* Start *

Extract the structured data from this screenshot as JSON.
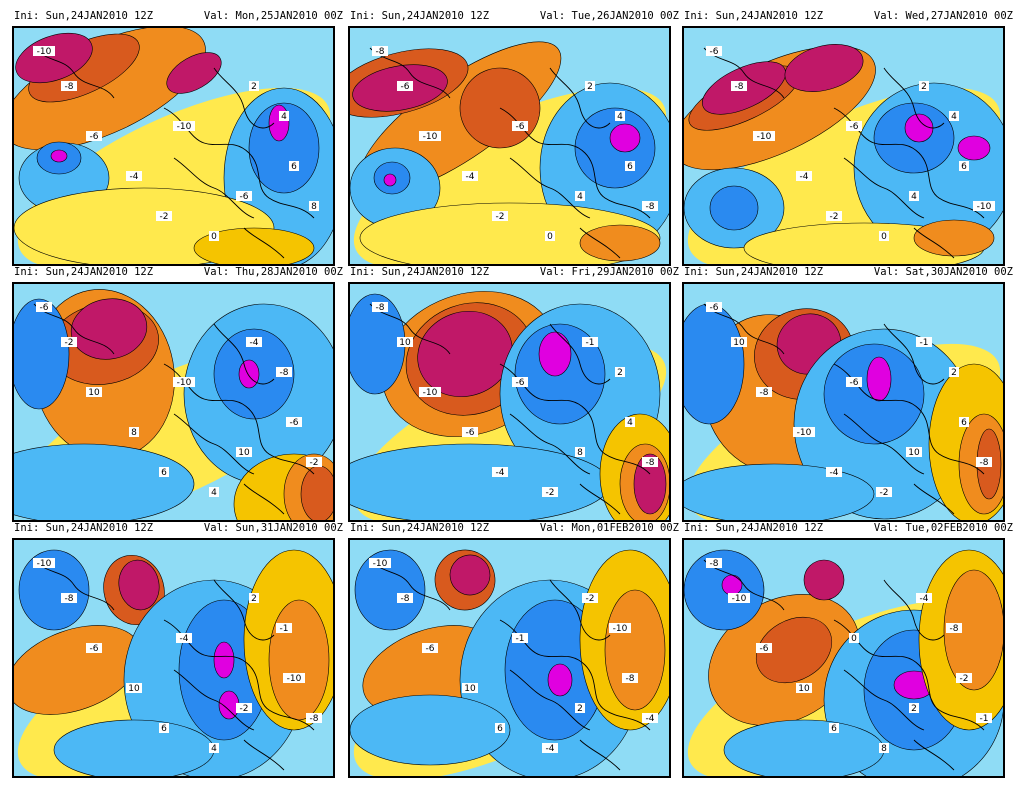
{
  "colors": {
    "very_cold": "#e000e0",
    "cold": "#1f4fd8",
    "cool": "#2a8af0",
    "mild_cool": "#4cb8f5",
    "light_cool": "#8fdcf5",
    "neutral": "#ffffff",
    "light_warm": "#ffe94d",
    "mild_warm": "#f5c400",
    "warm": "#f08c1e",
    "hot": "#d85a1e",
    "very_hot": "#c01868"
  },
  "panels": [
    {
      "ini": "Ini: Sun,24JAN2010 12Z",
      "val": "Val: Mon,25JAN2010 00Z",
      "labels": [
        "-10",
        "-8",
        "-6",
        "-4",
        "-2",
        "0",
        "2",
        "4",
        "6",
        "8",
        "-10",
        "-6"
      ]
    },
    {
      "ini": "Ini: Sun,24JAN2010 12Z",
      "val": "Val: Tue,26JAN2010 00Z",
      "labels": [
        "-8",
        "-6",
        "-10",
        "-4",
        "-2",
        "0",
        "2",
        "4",
        "6",
        "-8",
        "-6",
        "4"
      ]
    },
    {
      "ini": "Ini: Sun,24JAN2010 12Z",
      "val": "Val: Wed,27JAN2010 00Z",
      "labels": [
        "-6",
        "-8",
        "-10",
        "-4",
        "-2",
        "0",
        "2",
        "4",
        "6",
        "-10",
        "-6",
        "4"
      ]
    },
    {
      "ini": "Ini: Sun,24JAN2010 12Z",
      "val": "Val: Thu,28JAN2010 00Z",
      "labels": [
        "-6",
        "-2",
        "10",
        "8",
        "6",
        "4",
        "-4",
        "-8",
        "-6",
        "-2",
        "-10",
        "10"
      ]
    },
    {
      "ini": "Ini: Sun,24JAN2010 12Z",
      "val": "Val: Fri,29JAN2010 00Z",
      "labels": [
        "-8",
        "10",
        "-10",
        "-6",
        "-4",
        "-2",
        "-1",
        "2",
        "4",
        "-8",
        "-6",
        "8"
      ]
    },
    {
      "ini": "Ini: Sun,24JAN2010 12Z",
      "val": "Val: Sat,30JAN2010 00Z",
      "labels": [
        "-6",
        "10",
        "-8",
        "-10",
        "-4",
        "-2",
        "-1",
        "2",
        "6",
        "-8",
        "-6",
        "10"
      ]
    },
    {
      "ini": "Ini: Sun,24JAN2010 12Z",
      "val": "Val: Sun,31JAN2010 00Z",
      "labels": [
        "-10",
        "-8",
        "-6",
        "10",
        "6",
        "4",
        "2",
        "-1",
        "-10",
        "-8",
        "-4",
        "-2"
      ]
    },
    {
      "ini": "Ini: Sun,24JAN2010 12Z",
      "val": "Val: Mon,01FEB2010 00Z",
      "labels": [
        "-10",
        "-8",
        "-6",
        "10",
        "6",
        "-4",
        "-2",
        "-10",
        "-8",
        "-4",
        "-1",
        "2"
      ]
    },
    {
      "ini": "Ini: Sun,24JAN2010 12Z",
      "val": "Val: Tue,02FEB2010 00Z",
      "labels": [
        "-8",
        "-10",
        "-6",
        "10",
        "6",
        "8",
        "-4",
        "-8",
        "-2",
        "-1",
        "0",
        "2"
      ]
    }
  ]
}
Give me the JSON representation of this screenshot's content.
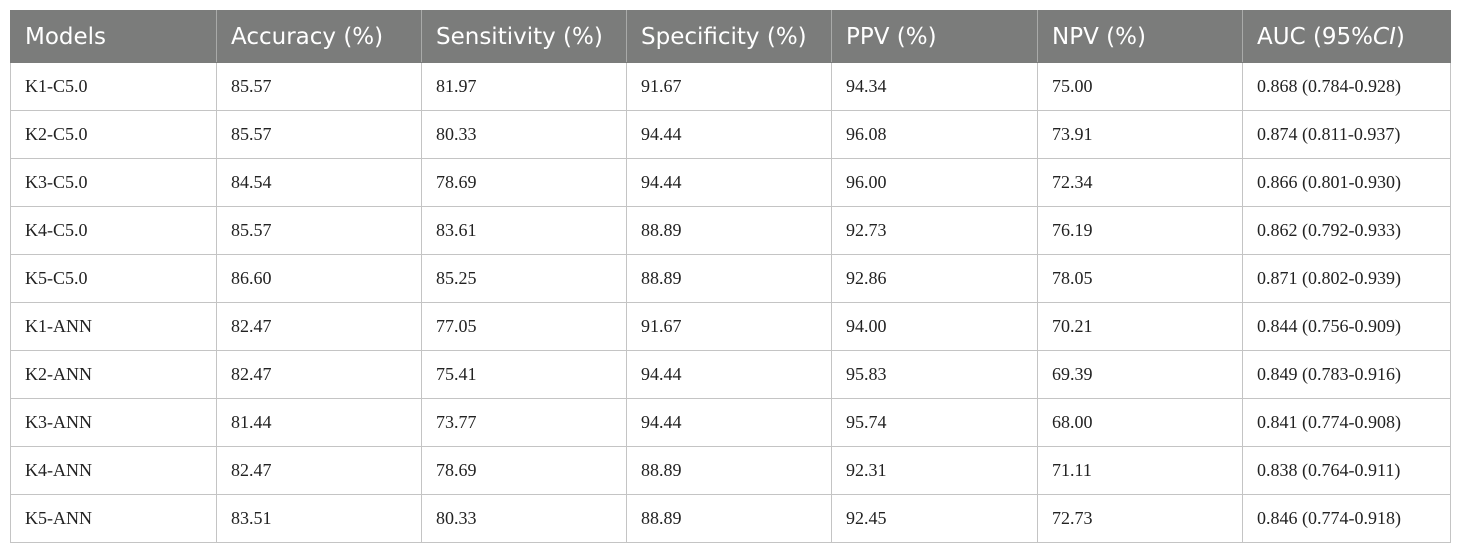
{
  "table": {
    "headers": [
      {
        "label": "Models"
      },
      {
        "label": "Accuracy (%)"
      },
      {
        "label": "Sensitivity (%)"
      },
      {
        "label": "Specificity (%)"
      },
      {
        "label": "PPV (%)"
      },
      {
        "label": "NPV (%)"
      },
      {
        "label_prefix": "AUC (95%",
        "label_italic": "CI",
        "label_suffix": ")"
      }
    ],
    "rows": [
      [
        "K1-C5.0",
        "85.57",
        "81.97",
        "91.67",
        "94.34",
        "75.00",
        "0.868 (0.784-0.928)"
      ],
      [
        "K2-C5.0",
        "85.57",
        "80.33",
        "94.44",
        "96.08",
        "73.91",
        "0.874 (0.811-0.937)"
      ],
      [
        "K3-C5.0",
        "84.54",
        "78.69",
        "94.44",
        "96.00",
        "72.34",
        "0.866 (0.801-0.930)"
      ],
      [
        "K4-C5.0",
        "85.57",
        "83.61",
        "88.89",
        "92.73",
        "76.19",
        "0.862 (0.792-0.933)"
      ],
      [
        "K5-C5.0",
        "86.60",
        "85.25",
        "88.89",
        "92.86",
        "78.05",
        "0.871 (0.802-0.939)"
      ],
      [
        "K1-ANN",
        "82.47",
        "77.05",
        "91.67",
        "94.00",
        "70.21",
        "0.844 (0.756-0.909)"
      ],
      [
        "K2-ANN",
        "82.47",
        "75.41",
        "94.44",
        "95.83",
        "69.39",
        "0.849 (0.783-0.916)"
      ],
      [
        "K3-ANN",
        "81.44",
        "73.77",
        "94.44",
        "95.74",
        "68.00",
        "0.841 (0.774-0.908)"
      ],
      [
        "K4-ANN",
        "82.47",
        "78.69",
        "88.89",
        "92.31",
        "71.11",
        "0.838 (0.764-0.911)"
      ],
      [
        "K5-ANN",
        "83.51",
        "80.33",
        "88.89",
        "92.45",
        "72.73",
        "0.846 (0.774-0.918)"
      ]
    ]
  }
}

* End *

— Task —
Pictures stay out; repeat all the rest of the records exactly.

— Response below —
Extract the structured data from this screenshot as JSON.
{
  "colors": {
    "very_cold": "#e000e0",
    "cold": "#1f4fd8",
    "cool": "#2a8af0",
    "mild_cool": "#4cb8f5",
    "light_cool": "#8fdcf5",
    "neutral": "#ffffff",
    "light_warm": "#ffe94d",
    "mild_warm": "#f5c400",
    "warm": "#f08c1e",
    "hot": "#d85a1e",
    "very_hot": "#c01868"
  },
  "panels": [
    {
      "ini": "Ini: Sun,24JAN2010 12Z",
      "val": "Val: Mon,25JAN2010 00Z",
      "labels": [
        "-10",
        "-8",
        "-6",
        "-4",
        "-2",
        "0",
        "2",
        "4",
        "6",
        "8",
        "-10",
        "-6"
      ]
    },
    {
      "ini": "Ini: Sun,24JAN2010 12Z",
      "val": "Val: Tue,26JAN2010 00Z",
      "labels": [
        "-8",
        "-6",
        "-10",
        "-4",
        "-2",
        "0",
        "2",
        "4",
        "6",
        "-8",
        "-6",
        "4"
      ]
    },
    {
      "ini": "Ini: Sun,24JAN2010 12Z",
      "val": "Val: Wed,27JAN2010 00Z",
      "labels": [
        "-6",
        "-8",
        "-10",
        "-4",
        "-2",
        "0",
        "2",
        "4",
        "6",
        "-10",
        "-6",
        "4"
      ]
    },
    {
      "ini": "Ini: Sun,24JAN2010 12Z",
      "val": "Val: Thu,28JAN2010 00Z",
      "labels": [
        "-6",
        "-2",
        "10",
        "8",
        "6",
        "4",
        "-4",
        "-8",
        "-6",
        "-2",
        "-10",
        "10"
      ]
    },
    {
      "ini": "Ini: Sun,24JAN2010 12Z",
      "val": "Val: Fri,29JAN2010 00Z",
      "labels": [
        "-8",
        "10",
        "-10",
        "-6",
        "-4",
        "-2",
        "-1",
        "2",
        "4",
        "-8",
        "-6",
        "8"
      ]
    },
    {
      "ini": "Ini: Sun,24JAN2010 12Z",
      "val": "Val: Sat,30JAN2010 00Z",
      "labels": [
        "-6",
        "10",
        "-8",
        "-10",
        "-4",
        "-2",
        "-1",
        "2",
        "6",
        "-8",
        "-6",
        "10"
      ]
    },
    {
      "ini": "Ini: Sun,24JAN2010 12Z",
      "val": "Val: Sun,31JAN2010 00Z",
      "labels": [
        "-10",
        "-8",
        "-6",
        "10",
        "6",
        "4",
        "2",
        "-1",
        "-10",
        "-8",
        "-4",
        "-2"
      ]
    },
    {
      "ini": "Ini: Sun,24JAN2010 12Z",
      "val": "Val: Mon,01FEB2010 00Z",
      "labels": [
        "-10",
        "-8",
        "-6",
        "10",
        "6",
        "-4",
        "-2",
        "-10",
        "-8",
        "-4",
        "-1",
        "2"
      ]
    },
    {
      "ini": "Ini: Sun,24JAN2010 12Z",
      "val": "Val: Tue,02FEB2010 00Z",
      "labels": [
        "-8",
        "-10",
        "-6",
        "10",
        "6",
        "8",
        "-4",
        "-8",
        "-2",
        "-1",
        "0",
        "2"
      ]
    }
  ]
}
Give me the JSON representation of this screenshot's content.
{
  "table": {
    "headers": [
      {
        "label": "Models"
      },
      {
        "label": "Accuracy (%)"
      },
      {
        "label": "Sensitivity (%)"
      },
      {
        "label": "Specificity (%)"
      },
      {
        "label": "PPV (%)"
      },
      {
        "label": "NPV (%)"
      },
      {
        "label_prefix": "AUC (95%",
        "label_italic": "CI",
        "label_suffix": ")"
      }
    ],
    "rows": [
      [
        "K1-C5.0",
        "85.57",
        "81.97",
        "91.67",
        "94.34",
        "75.00",
        "0.868 (0.784-0.928)"
      ],
      [
        "K2-C5.0",
        "85.57",
        "80.33",
        "94.44",
        "96.08",
        "73.91",
        "0.874 (0.811-0.937)"
      ],
      [
        "K3-C5.0",
        "84.54",
        "78.69",
        "94.44",
        "96.00",
        "72.34",
        "0.866 (0.801-0.930)"
      ],
      [
        "K4-C5.0",
        "85.57",
        "83.61",
        "88.89",
        "92.73",
        "76.19",
        "0.862 (0.792-0.933)"
      ],
      [
        "K5-C5.0",
        "86.60",
        "85.25",
        "88.89",
        "92.86",
        "78.05",
        "0.871 (0.802-0.939)"
      ],
      [
        "K1-ANN",
        "82.47",
        "77.05",
        "91.67",
        "94.00",
        "70.21",
        "0.844 (0.756-0.909)"
      ],
      [
        "K2-ANN",
        "82.47",
        "75.41",
        "94.44",
        "95.83",
        "69.39",
        "0.849 (0.783-0.916)"
      ],
      [
        "K3-ANN",
        "81.44",
        "73.77",
        "94.44",
        "95.74",
        "68.00",
        "0.841 (0.774-0.908)"
      ],
      [
        "K4-ANN",
        "82.47",
        "78.69",
        "88.89",
        "92.31",
        "71.11",
        "0.838 (0.764-0.911)"
      ],
      [
        "K5-ANN",
        "83.51",
        "80.33",
        "88.89",
        "92.45",
        "72.73",
        "0.846 (0.774-0.918)"
      ]
    ]
  }
}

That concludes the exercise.